◆ **EXCERPTED RECORDS**
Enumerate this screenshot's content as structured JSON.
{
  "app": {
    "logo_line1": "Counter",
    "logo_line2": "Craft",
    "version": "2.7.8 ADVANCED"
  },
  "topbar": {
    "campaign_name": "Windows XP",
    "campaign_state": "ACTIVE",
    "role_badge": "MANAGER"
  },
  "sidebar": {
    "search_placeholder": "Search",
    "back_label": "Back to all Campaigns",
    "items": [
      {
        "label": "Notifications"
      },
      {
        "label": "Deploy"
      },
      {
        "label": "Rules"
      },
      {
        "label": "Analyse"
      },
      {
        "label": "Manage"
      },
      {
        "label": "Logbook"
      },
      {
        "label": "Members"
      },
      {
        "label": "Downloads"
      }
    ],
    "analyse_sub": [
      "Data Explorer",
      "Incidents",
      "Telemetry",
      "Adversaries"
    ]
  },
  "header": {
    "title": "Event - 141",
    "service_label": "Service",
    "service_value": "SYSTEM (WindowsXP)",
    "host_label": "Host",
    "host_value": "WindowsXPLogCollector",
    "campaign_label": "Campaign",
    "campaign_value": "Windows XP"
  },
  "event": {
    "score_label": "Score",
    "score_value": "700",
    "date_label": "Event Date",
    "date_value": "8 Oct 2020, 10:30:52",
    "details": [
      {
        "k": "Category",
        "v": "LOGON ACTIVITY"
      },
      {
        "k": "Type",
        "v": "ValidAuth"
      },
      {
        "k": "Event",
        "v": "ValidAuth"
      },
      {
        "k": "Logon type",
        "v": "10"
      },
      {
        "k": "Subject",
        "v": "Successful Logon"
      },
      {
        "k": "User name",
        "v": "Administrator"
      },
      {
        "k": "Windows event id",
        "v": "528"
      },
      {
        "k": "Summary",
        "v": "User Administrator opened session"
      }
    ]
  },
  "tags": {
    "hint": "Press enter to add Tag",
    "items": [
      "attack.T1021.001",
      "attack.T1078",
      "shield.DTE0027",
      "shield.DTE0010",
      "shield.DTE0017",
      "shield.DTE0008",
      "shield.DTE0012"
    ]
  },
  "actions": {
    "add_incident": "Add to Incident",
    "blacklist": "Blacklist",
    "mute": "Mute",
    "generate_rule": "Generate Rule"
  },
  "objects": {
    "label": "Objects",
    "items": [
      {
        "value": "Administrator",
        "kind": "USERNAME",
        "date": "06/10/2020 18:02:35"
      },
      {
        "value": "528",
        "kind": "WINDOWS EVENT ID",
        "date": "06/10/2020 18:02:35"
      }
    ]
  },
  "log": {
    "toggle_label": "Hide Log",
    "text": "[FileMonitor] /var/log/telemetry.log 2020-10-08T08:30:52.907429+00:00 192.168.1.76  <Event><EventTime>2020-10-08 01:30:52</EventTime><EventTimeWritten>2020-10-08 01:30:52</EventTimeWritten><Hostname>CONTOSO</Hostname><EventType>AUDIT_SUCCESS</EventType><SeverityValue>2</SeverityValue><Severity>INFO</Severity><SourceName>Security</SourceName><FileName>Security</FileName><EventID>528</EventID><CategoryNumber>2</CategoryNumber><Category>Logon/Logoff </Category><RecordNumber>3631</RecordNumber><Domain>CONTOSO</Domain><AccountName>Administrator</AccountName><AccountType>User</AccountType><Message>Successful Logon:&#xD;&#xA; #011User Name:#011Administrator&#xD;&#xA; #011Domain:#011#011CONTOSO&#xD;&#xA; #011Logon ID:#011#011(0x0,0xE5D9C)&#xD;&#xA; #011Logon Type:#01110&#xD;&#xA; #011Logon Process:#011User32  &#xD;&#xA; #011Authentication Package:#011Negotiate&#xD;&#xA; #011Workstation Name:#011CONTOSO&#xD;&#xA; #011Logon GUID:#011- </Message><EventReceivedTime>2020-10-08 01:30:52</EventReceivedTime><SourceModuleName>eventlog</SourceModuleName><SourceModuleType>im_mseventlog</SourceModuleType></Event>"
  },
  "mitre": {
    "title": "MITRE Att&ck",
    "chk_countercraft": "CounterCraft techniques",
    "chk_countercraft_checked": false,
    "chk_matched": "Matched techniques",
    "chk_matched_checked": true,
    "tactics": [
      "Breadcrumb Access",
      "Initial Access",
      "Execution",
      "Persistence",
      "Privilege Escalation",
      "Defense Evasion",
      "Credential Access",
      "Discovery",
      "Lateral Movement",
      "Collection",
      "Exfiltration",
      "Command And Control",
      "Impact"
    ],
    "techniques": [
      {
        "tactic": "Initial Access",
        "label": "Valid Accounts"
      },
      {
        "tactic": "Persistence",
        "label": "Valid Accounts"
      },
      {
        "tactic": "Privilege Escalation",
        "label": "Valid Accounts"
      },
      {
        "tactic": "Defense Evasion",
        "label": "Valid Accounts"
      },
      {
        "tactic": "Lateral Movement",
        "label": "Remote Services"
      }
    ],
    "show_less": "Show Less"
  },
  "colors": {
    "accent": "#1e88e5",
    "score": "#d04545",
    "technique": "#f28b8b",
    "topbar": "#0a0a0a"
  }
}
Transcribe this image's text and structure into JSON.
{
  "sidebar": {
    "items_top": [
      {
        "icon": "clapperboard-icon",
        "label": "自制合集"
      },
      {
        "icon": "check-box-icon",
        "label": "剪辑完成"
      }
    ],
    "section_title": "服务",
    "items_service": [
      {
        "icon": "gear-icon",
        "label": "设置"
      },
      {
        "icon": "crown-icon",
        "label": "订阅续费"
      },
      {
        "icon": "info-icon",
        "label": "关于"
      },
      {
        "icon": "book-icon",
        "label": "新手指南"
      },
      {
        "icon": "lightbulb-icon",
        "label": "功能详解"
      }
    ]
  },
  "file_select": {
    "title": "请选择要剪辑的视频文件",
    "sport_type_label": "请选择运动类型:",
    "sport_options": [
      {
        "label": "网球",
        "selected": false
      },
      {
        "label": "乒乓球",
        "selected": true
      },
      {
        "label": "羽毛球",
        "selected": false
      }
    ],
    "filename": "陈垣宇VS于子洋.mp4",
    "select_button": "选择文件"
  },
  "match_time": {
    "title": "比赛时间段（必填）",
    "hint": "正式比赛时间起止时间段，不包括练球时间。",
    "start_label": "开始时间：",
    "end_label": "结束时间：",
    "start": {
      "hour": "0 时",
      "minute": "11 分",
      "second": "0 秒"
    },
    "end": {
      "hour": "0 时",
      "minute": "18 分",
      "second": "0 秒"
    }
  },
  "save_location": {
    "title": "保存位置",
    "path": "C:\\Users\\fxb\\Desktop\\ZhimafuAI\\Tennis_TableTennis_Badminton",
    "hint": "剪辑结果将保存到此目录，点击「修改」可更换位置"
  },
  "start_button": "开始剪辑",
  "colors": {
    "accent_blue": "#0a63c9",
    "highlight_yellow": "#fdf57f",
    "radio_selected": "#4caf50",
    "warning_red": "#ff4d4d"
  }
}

◆ **WHAT THIS TASK INVOLVES**
Write the material out again word for word.

◆ **ANSWER FOR THE TASK**
Enumerate this screenshot's content as structured JSON.
{
  "app": {
    "logo_line1": "Counter",
    "logo_line2": "Craft",
    "version": "2.7.8 ADVANCED"
  },
  "topbar": {
    "campaign_name": "Windows XP",
    "campaign_state": "ACTIVE",
    "role_badge": "MANAGER"
  },
  "sidebar": {
    "search_placeholder": "Search",
    "back_label": "Back to all Campaigns",
    "items": [
      {
        "label": "Notifications"
      },
      {
        "label": "Deploy"
      },
      {
        "label": "Rules"
      },
      {
        "label": "Analyse"
      },
      {
        "label": "Manage"
      },
      {
        "label": "Logbook"
      },
      {
        "label": "Members"
      },
      {
        "label": "Downloads"
      }
    ],
    "analyse_sub": [
      "Data Explorer",
      "Incidents",
      "Telemetry",
      "Adversaries"
    ]
  },
  "header": {
    "title": "Event - 141",
    "service_label": "Service",
    "service_value": "SYSTEM (WindowsXP)",
    "host_label": "Host",
    "host_value": "WindowsXPLogCollector",
    "campaign_label": "Campaign",
    "campaign_value": "Windows XP"
  },
  "event": {
    "score_label": "Score",
    "score_value": "700",
    "date_label": "Event Date",
    "date_value": "8 Oct 2020, 10:30:52",
    "details": [
      {
        "k": "Category",
        "v": "LOGON ACTIVITY"
      },
      {
        "k": "Type",
        "v": "ValidAuth"
      },
      {
        "k": "Event",
        "v": "ValidAuth"
      },
      {
        "k": "Logon type",
        "v": "10"
      },
      {
        "k": "Subject",
        "v": "Successful Logon"
      },
      {
        "k": "User name",
        "v": "Administrator"
      },
      {
        "k": "Windows event id",
        "v": "528"
      },
      {
        "k": "Summary",
        "v": "User Administrator opened session"
      }
    ]
  },
  "tags": {
    "hint": "Press enter to add Tag",
    "items": [
      "attack.T1021.001",
      "attack.T1078",
      "shield.DTE0027",
      "shield.DTE0010",
      "shield.DTE0017",
      "shield.DTE0008",
      "shield.DTE0012"
    ]
  },
  "actions": {
    "add_incident": "Add to Incident",
    "blacklist": "Blacklist",
    "mute": "Mute",
    "generate_rule": "Generate Rule"
  },
  "objects": {
    "label": "Objects",
    "items": [
      {
        "value": "Administrator",
        "kind": "USERNAME",
        "date": "06/10/2020 18:02:35"
      },
      {
        "value": "528",
        "kind": "WINDOWS EVENT ID",
        "date": "06/10/2020 18:02:35"
      }
    ]
  },
  "log": {
    "toggle_label": "Hide Log",
    "text": "[FileMonitor] /var/log/telemetry.log 2020-10-08T08:30:52.907429+00:00 192.168.1.76  <Event><EventTime>2020-10-08 01:30:52</EventTime><EventTimeWritten>2020-10-08 01:30:52</EventTimeWritten><Hostname>CONTOSO</Hostname><EventType>AUDIT_SUCCESS</EventType><SeverityValue>2</SeverityValue><Severity>INFO</Severity><SourceName>Security</SourceName><FileName>Security</FileName><EventID>528</EventID><CategoryNumber>2</CategoryNumber><Category>Logon/Logoff </Category><RecordNumber>3631</RecordNumber><Domain>CONTOSO</Domain><AccountName>Administrator</AccountName><AccountType>User</AccountType><Message>Successful Logon:&#xD;&#xA; #011User Name:#011Administrator&#xD;&#xA; #011Domain:#011#011CONTOSO&#xD;&#xA; #011Logon ID:#011#011(0x0,0xE5D9C)&#xD;&#xA; #011Logon Type:#01110&#xD;&#xA; #011Logon Process:#011User32  &#xD;&#xA; #011Authentication Package:#011Negotiate&#xD;&#xA; #011Workstation Name:#011CONTOSO&#xD;&#xA; #011Logon GUID:#011- </Message><EventReceivedTime>2020-10-08 01:30:52</EventReceivedTime><SourceModuleName>eventlog</SourceModuleName><SourceModuleType>im_mseventlog</SourceModuleType></Event>"
  },
  "mitre": {
    "title": "MITRE Att&ck",
    "chk_countercraft": "CounterCraft techniques",
    "chk_countercraft_checked": false,
    "chk_matched": "Matched techniques",
    "chk_matched_checked": true,
    "tactics": [
      "Breadcrumb Access",
      "Initial Access",
      "Execution",
      "Persistence",
      "Privilege Escalation",
      "Defense Evasion",
      "Credential Access",
      "Discovery",
      "Lateral Movement",
      "Collection",
      "Exfiltration",
      "Command And Control",
      "Impact"
    ],
    "techniques": [
      {
        "tactic": "Initial Access",
        "label": "Valid Accounts"
      },
      {
        "tactic": "Persistence",
        "label": "Valid Accounts"
      },
      {
        "tactic": "Privilege Escalation",
        "label": "Valid Accounts"
      },
      {
        "tactic": "Defense Evasion",
        "label": "Valid Accounts"
      },
      {
        "tactic": "Lateral Movement",
        "label": "Remote Services"
      }
    ],
    "show_less": "Show Less"
  },
  "colors": {
    "accent": "#1e88e5",
    "score": "#d04545",
    "technique": "#f28b8b",
    "topbar": "#0a0a0a"
  }
}
Transcribe this image's text and structure into JSON.
{
  "sidebar": {
    "items_top": [
      {
        "icon": "clapperboard-icon",
        "label": "自制合集"
      },
      {
        "icon": "check-box-icon",
        "label": "剪辑完成"
      }
    ],
    "section_title": "服务",
    "items_service": [
      {
        "icon": "gear-icon",
        "label": "设置"
      },
      {
        "icon": "crown-icon",
        "label": "订阅续费"
      },
      {
        "icon": "info-icon",
        "label": "关于"
      },
      {
        "icon": "book-icon",
        "label": "新手指南"
      },
      {
        "icon": "lightbulb-icon",
        "label": "功能详解"
      }
    ]
  },
  "file_select": {
    "title": "请选择要剪辑的视频文件",
    "sport_type_label": "请选择运动类型:",
    "sport_options": [
      {
        "label": "网球",
        "selected": false
      },
      {
        "label": "乒乓球",
        "selected": true
      },
      {
        "label": "羽毛球",
        "selected": false
      }
    ],
    "filename": "陈垣宇VS于子洋.mp4",
    "select_button": "选择文件"
  },
  "match_time": {
    "title": "比赛时间段（必填）",
    "hint": "正式比赛时间起止时间段，不包括练球时间。",
    "start_label": "开始时间：",
    "end_label": "结束时间：",
    "start": {
      "hour": "0 时",
      "minute": "11 分",
      "second": "0 秒"
    },
    "end": {
      "hour": "0 时",
      "minute": "18 分",
      "second": "0 秒"
    }
  },
  "save_location": {
    "title": "保存位置",
    "path": "C:\\Users\\fxb\\Desktop\\ZhimafuAI\\Tennis_TableTennis_Badminton",
    "hint": "剪辑结果将保存到此目录，点击「修改」可更换位置"
  },
  "start_button": "开始剪辑",
  "colors": {
    "accent_blue": "#0a63c9",
    "highlight_yellow": "#fdf57f",
    "radio_selected": "#4caf50",
    "warning_red": "#ff4d4d"
  }
}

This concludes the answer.